start Listed records

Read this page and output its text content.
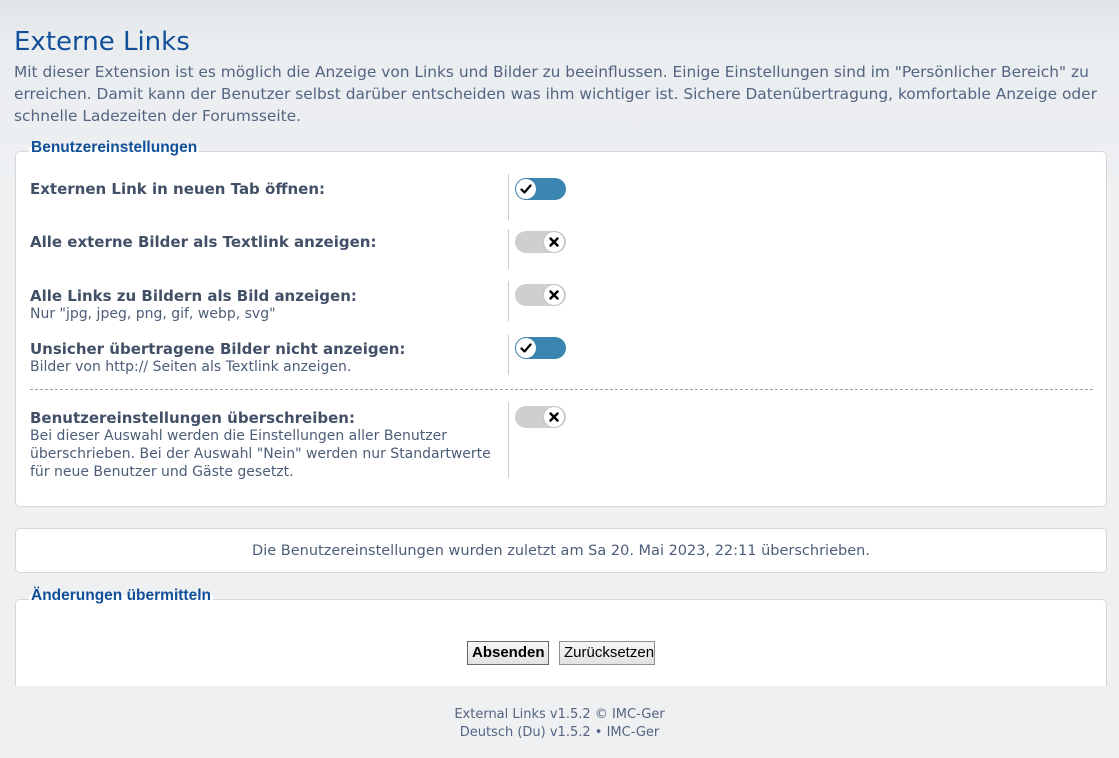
Externe Links

Mit dieser Extension ist es möglich die Anzeige von Links und Bilder zu beeinflussen. Einige Einstellungen sind im "Persönlicher Bereich" zu erreichen. Damit kann der Benutzer selbst darüber entscheiden was ihm wichtiger ist. Sichere Datenübertragung, komfortable Anzeige oder schnelle Ladezeiten der Forumsseite.

Benutzereinstellungen
Externen Link in neuen Tab öffnen:
Alle externe Bilder als Textlink anzeigen:
Alle Links zu Bildern als Bild anzeigen:
Nur "jpg, jpeg, png, gif, webp, svg"
Unsicher übertragene Bilder nicht anzeigen:
Bilder von http:// Seiten als Textlink anzeigen.
Benutzereinstellungen überschreiben:
Bei dieser Auswahl werden die Einstellungen aller Benutzer überschrieben. Bei der Auswahl "Nein" werden nur Standartwerte für neue Benutzer und Gäste gesetzt.
Die Benutzereinstellungen wurden zuletzt am Sa 20. Mai 2023, 22:11 überschrieben.
Änderungen übermitteln
Absenden	Zurücksetzen
External Links v1.5.2 © IMC-Ger
Deutsch (Du) v1.5.2 • IMC-Ger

end Listed records

Brief: On how many lines does the word "anzeigen" appear? Answer with only the number.

The solution: 4